Goal of the exercise: Transcribe all the entries word for word, omitting any pictures they contain.

Material shown:

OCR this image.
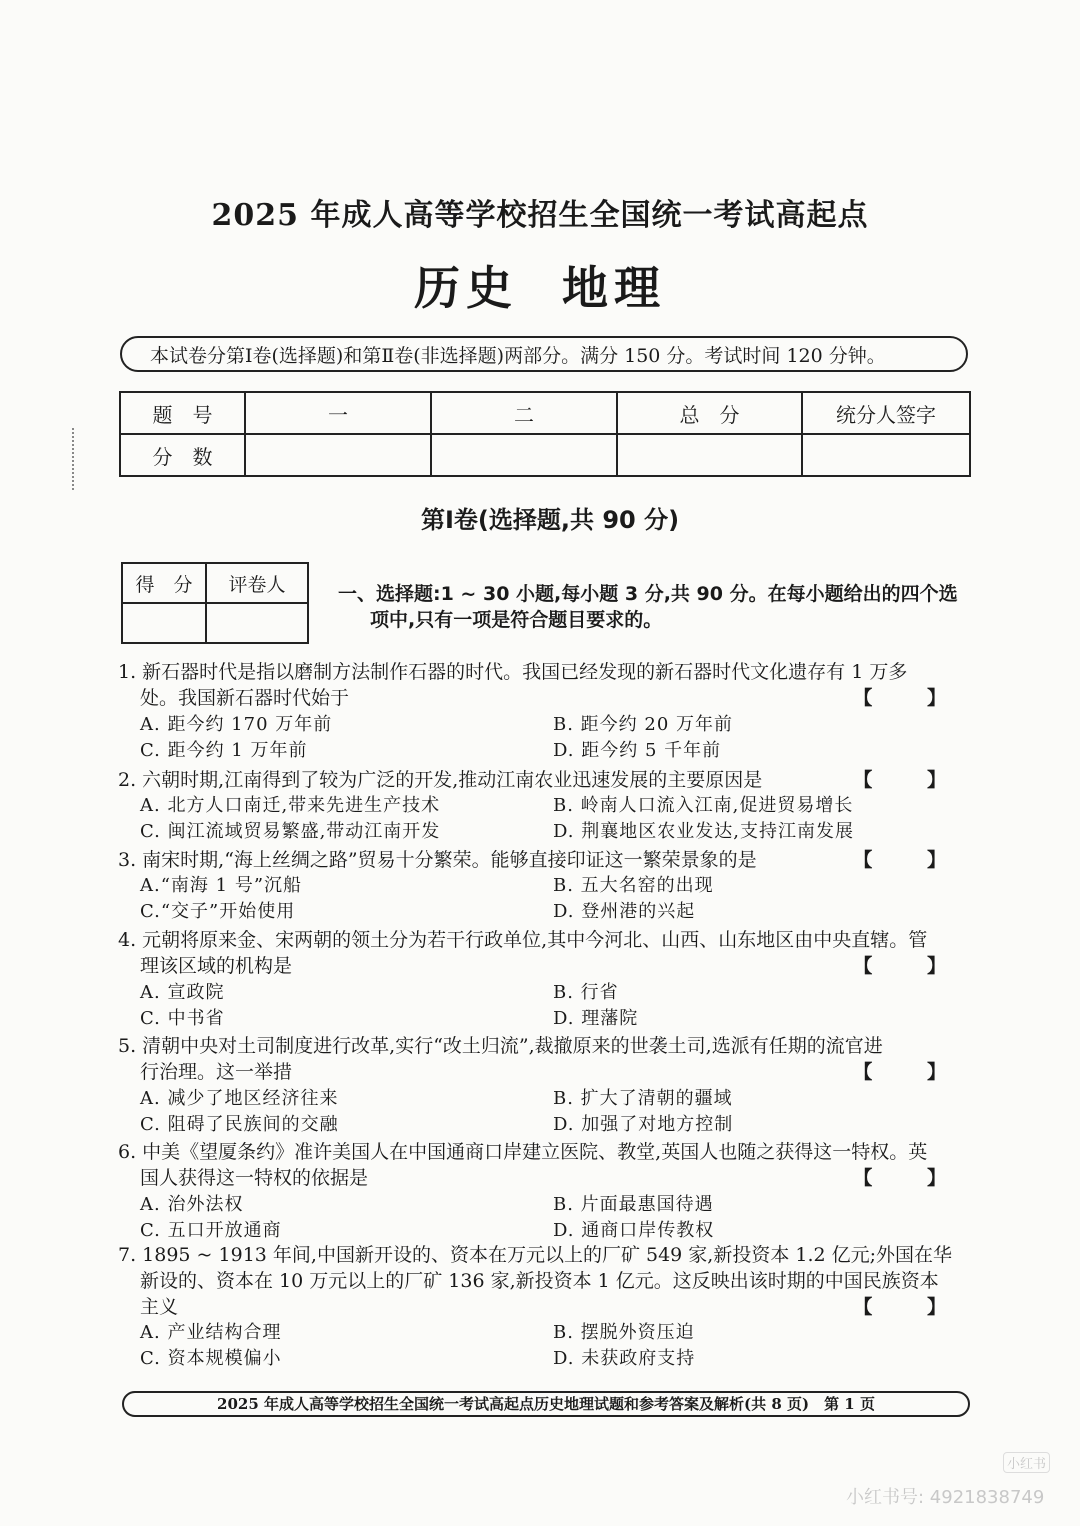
2025 年成人高等学校招生全国统一考试高起点
历史  地理
本试卷分第Ⅰ卷(选择题)和第Ⅱ卷(非选择题)两部分。满分 150 分。考试时间 120 分钟。
题　号	一	二	总　分	统分人签字
分　数				
第Ⅰ卷(选择题,共 90 分)
得　分	评卷人
		一、选择题:1 ~ 30 小题,每小题 3 分,共 90 分。在每小题给出的四个选
项中,只有一项是符合题目要求的。
1. 新石器时代是指以磨制方法制作石器的时代。我国已经发现的新石器时代文化遗存有 1 万多
处。我国新石器时代始于	【 】
A. 距今约 170 万年前	B. 距今约 20 万年前
C. 距今约 1 万年前	D. 距今约 5 千年前
2. 六朝时期,江南得到了较为广泛的开发,推动江南农业迅速发展的主要原因是	【 】
A. 北方人口南迁,带来先进生产技术	B. 岭南人口流入江南,促进贸易增长
C. 闽江流域贸易繁盛,带动江南开发	D. 荆襄地区农业发达,支持江南发展
3. 南宋时期,“海上丝绸之路”贸易十分繁荣。能够直接印证这一繁荣景象的是	【 】
A.“南海 1 号”沉船	B. 五大名窑的出现
C.“交子”开始使用	D. 登州港的兴起
4. 元朝将原来金、宋两朝的领土分为若干行政单位,其中今河北、山西、山东地区由中央直辖。管
理该区域的机构是	【 】
A. 宣政院	B. 行省
C. 中书省	D. 理藩院
5. 清朝中央对土司制度进行改革,实行“改土归流”,裁撤原来的世袭土司,选派有任期的流官进
行治理。这一举措	【 】
A. 减少了地区经济往来	B. 扩大了清朝的疆域
C. 阻碍了民族间的交融	D. 加强了对地方控制
6. 中美《望厦条约》准许美国人在中国通商口岸建立医院、教堂,英国人也随之获得这一特权。英
国人获得这一特权的依据是	【 】
A. 治外法权	B. 片面最惠国待遇
C. 五口开放通商	D. 通商口岸传教权
7. 1895 ~ 1913 年间,中国新开设的、资本在万元以上的厂矿 549 家,新投资本 1.2 亿元;外国在华
新设的、资本在 10 万元以上的厂矿 136 家,新投资本 1 亿元。这反映出该时期的中国民族资本
主义	【 】
A. 产业结构合理	B. 摆脱外资压迫
C. 资本规模偏小	D. 未获政府支持
2025 年成人高等学校招生全国统一考试高起点历史地理试题和参考答案及解析(共 8 页)　第 1 页
小红书
小红书号: 4921838749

Full output:
OCR this image.
2025 年成人高等学校招生全国统一考试高起点
历史  地理
本试卷分第Ⅰ卷(选择题)和第Ⅱ卷(非选择题)两部分。满分 150 分。考试时间 120 分钟。
题　号	一	二	总　分	统分人签字
分　数				
第Ⅰ卷(选择题,共 90 分)
得　分	评卷人
		一、选择题:1 ~ 30 小题,每小题 3 分,共 90 分。在每小题给出的四个选
项中,只有一项是符合题目要求的。
1. 新石器时代是指以磨制方法制作石器的时代。我国已经发现的新石器时代文化遗存有 1 万多
处。我国新石器时代始于	【 】
A. 距今约 170 万年前	B. 距今约 20 万年前
C. 距今约 1 万年前	D. 距今约 5 千年前
2. 六朝时期,江南得到了较为广泛的开发,推动江南农业迅速发展的主要原因是	【 】
A. 北方人口南迁,带来先进生产技术	B. 岭南人口流入江南,促进贸易增长
C. 闽江流域贸易繁盛,带动江南开发	D. 荆襄地区农业发达,支持江南发展
3. 南宋时期,“海上丝绸之路”贸易十分繁荣。能够直接印证这一繁荣景象的是	【 】
A.“南海 1 号”沉船	B. 五大名窑的出现
C.“交子”开始使用	D. 登州港的兴起
4. 元朝将原来金、宋两朝的领土分为若干行政单位,其中今河北、山西、山东地区由中央直辖。管
理该区域的机构是	【 】
A. 宣政院	B. 行省
C. 中书省	D. 理藩院
5. 清朝中央对土司制度进行改革,实行“改土归流”,裁撤原来的世袭土司,选派有任期的流官进
行治理。这一举措	【 】
A. 减少了地区经济往来	B. 扩大了清朝的疆域
C. 阻碍了民族间的交融	D. 加强了对地方控制
6. 中美《望厦条约》准许美国人在中国通商口岸建立医院、教堂,英国人也随之获得这一特权。英
国人获得这一特权的依据是	【 】
A. 治外法权	B. 片面最惠国待遇
C. 五口开放通商	D. 通商口岸传教权
7. 1895 ~ 1913 年间,中国新开设的、资本在万元以上的厂矿 549 家,新投资本 1.2 亿元;外国在华
新设的、资本在 10 万元以上的厂矿 136 家,新投资本 1 亿元。这反映出该时期的中国民族资本
主义	【 】
A. 产业结构合理	B. 摆脱外资压迫
C. 资本规模偏小	D. 未获政府支持
2025 年成人高等学校招生全国统一考试高起点历史地理试题和参考答案及解析(共 8 页)　第 1 页
小红书
小红书号: 4921838749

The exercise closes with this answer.